Copy out each line in the material below that has the word "characters".

• [Stored records]
##############################

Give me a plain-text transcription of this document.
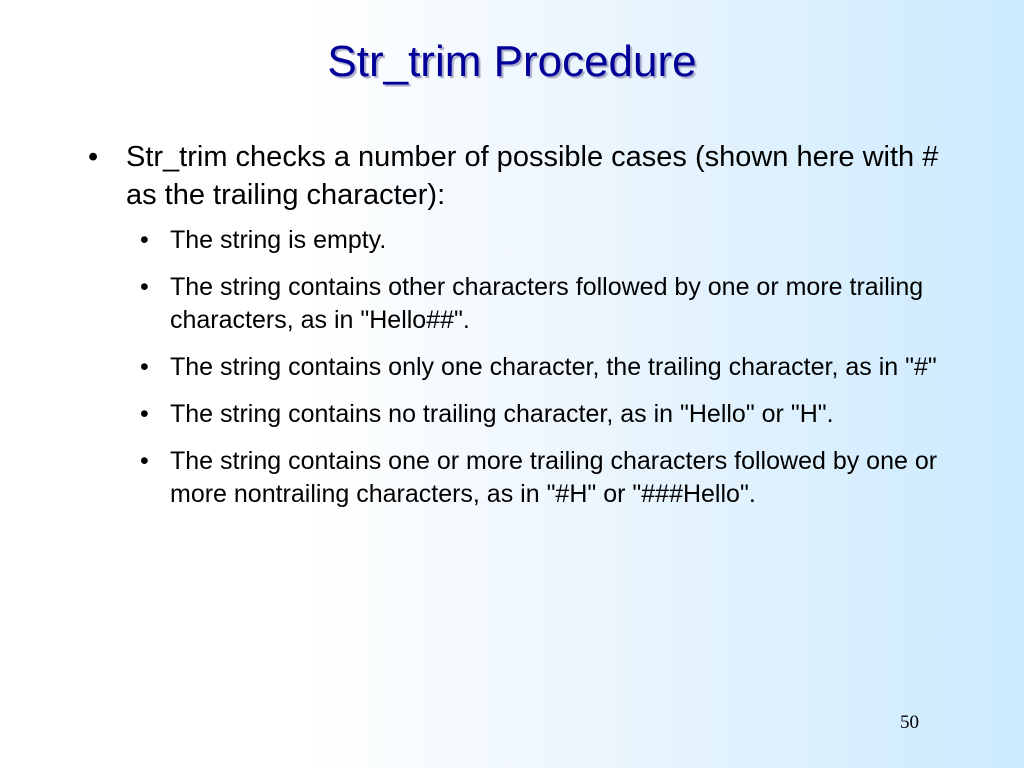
Str_trim Procedure
• Str_trim checks a number of possible cases (shown here with # as the trailing character):
• The string is empty.
• The string contains other characters followed by one or more trailing characters, as in "Hello##".
• The string contains only one character, the trailing character, as in "#"
• The string contains no trailing character, as in "Hello" or "H".
• The string contains one or more trailing characters followed by one or more nontrailing characters, as in "#H" or "###Hello".
50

##############################

• [EXERCISE OUTPUT]
• The string contains other characters followed by one or more trailing characters, as in "Hello##".
• The string contains one or more trailing characters followed by one or more nontrailing characters, as in "#H" or "###Hello".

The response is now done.